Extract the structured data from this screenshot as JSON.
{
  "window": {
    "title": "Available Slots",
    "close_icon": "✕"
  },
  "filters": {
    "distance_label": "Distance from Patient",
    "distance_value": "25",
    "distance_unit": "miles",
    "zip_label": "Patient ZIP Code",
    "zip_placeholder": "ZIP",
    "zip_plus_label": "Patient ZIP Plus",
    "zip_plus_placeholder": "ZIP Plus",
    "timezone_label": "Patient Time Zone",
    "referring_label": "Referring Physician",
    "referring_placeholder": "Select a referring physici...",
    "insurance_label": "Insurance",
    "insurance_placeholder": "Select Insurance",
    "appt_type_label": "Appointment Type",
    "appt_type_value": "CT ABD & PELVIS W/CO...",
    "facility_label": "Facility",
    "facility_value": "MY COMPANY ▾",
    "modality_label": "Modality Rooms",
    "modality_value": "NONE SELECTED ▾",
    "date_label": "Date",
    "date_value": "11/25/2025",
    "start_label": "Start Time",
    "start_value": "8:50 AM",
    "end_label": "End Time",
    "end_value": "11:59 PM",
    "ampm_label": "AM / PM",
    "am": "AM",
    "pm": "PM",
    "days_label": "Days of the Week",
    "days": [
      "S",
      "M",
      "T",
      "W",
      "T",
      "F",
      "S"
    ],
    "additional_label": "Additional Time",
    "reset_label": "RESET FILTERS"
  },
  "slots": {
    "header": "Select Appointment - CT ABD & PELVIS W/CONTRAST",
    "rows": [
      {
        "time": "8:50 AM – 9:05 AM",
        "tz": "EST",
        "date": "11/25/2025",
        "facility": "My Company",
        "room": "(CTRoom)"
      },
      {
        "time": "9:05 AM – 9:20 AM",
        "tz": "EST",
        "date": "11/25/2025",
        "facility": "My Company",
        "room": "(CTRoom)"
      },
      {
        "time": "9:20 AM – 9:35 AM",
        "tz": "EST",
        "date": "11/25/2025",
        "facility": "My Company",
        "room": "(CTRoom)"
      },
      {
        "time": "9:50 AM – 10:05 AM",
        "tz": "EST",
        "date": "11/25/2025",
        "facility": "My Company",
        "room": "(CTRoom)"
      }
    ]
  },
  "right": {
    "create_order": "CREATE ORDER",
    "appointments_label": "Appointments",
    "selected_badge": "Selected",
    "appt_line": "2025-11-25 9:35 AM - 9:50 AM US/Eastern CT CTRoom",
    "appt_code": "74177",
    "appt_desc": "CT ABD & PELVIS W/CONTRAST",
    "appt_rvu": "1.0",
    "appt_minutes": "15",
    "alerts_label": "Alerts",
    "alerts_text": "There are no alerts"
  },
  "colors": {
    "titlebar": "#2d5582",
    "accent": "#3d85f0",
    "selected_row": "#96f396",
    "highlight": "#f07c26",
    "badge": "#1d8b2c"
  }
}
•••
● EXERCISE INSTRUCTIONS: Write out the data exactly as it stands.

● EXERCISE SOLUTION:
Extract the structured data from this screenshot as JSON.
{
  "window": {
    "title": "Available Slots",
    "close_icon": "✕"
  },
  "filters": {
    "distance_label": "Distance from Patient",
    "distance_value": "25",
    "distance_unit": "miles",
    "zip_label": "Patient ZIP Code",
    "zip_placeholder": "ZIP",
    "zip_plus_label": "Patient ZIP Plus",
    "zip_plus_placeholder": "ZIP Plus",
    "timezone_label": "Patient Time Zone",
    "referring_label": "Referring Physician",
    "referring_placeholder": "Select a referring physici...",
    "insurance_label": "Insurance",
    "insurance_placeholder": "Select Insurance",
    "appt_type_label": "Appointment Type",
    "appt_type_value": "CT ABD & PELVIS W/CO...",
    "facility_label": "Facility",
    "facility_value": "MY COMPANY ▾",
    "modality_label": "Modality Rooms",
    "modality_value": "NONE SELECTED ▾",
    "date_label": "Date",
    "date_value": "11/25/2025",
    "start_label": "Start Time",
    "start_value": "8:50 AM",
    "end_label": "End Time",
    "end_value": "11:59 PM",
    "ampm_label": "AM / PM",
    "am": "AM",
    "pm": "PM",
    "days_label": "Days of the Week",
    "days": [
      "S",
      "M",
      "T",
      "W",
      "T",
      "F",
      "S"
    ],
    "additional_label": "Additional Time",
    "reset_label": "RESET FILTERS"
  },
  "slots": {
    "header": "Select Appointment - CT ABD & PELVIS W/CONTRAST",
    "rows": [
      {
        "time": "8:50 AM – 9:05 AM",
        "tz": "EST",
        "date": "11/25/2025",
        "facility": "My Company",
        "room": "(CTRoom)"
      },
      {
        "time": "9:05 AM – 9:20 AM",
        "tz": "EST",
        "date": "11/25/2025",
        "facility": "My Company",
        "room": "(CTRoom)"
      },
      {
        "time": "9:20 AM – 9:35 AM",
        "tz": "EST",
        "date": "11/25/2025",
        "facility": "My Company",
        "room": "(CTRoom)"
      },
      {
        "time": "9:50 AM – 10:05 AM",
        "tz": "EST",
        "date": "11/25/2025",
        "facility": "My Company",
        "room": "(CTRoom)"
      }
    ]
  },
  "right": {
    "create_order": "CREATE ORDER",
    "appointments_label": "Appointments",
    "selected_badge": "Selected",
    "appt_line": "2025-11-25 9:35 AM - 9:50 AM US/Eastern CT CTRoom",
    "appt_code": "74177",
    "appt_desc": "CT ABD & PELVIS W/CONTRAST",
    "appt_rvu": "1.0",
    "appt_minutes": "15",
    "alerts_label": "Alerts",
    "alerts_text": "There are no alerts"
  },
  "colors": {
    "titlebar": "#2d5582",
    "accent": "#3d85f0",
    "selected_row": "#96f396",
    "highlight": "#f07c26",
    "badge": "#1d8b2c"
  }
}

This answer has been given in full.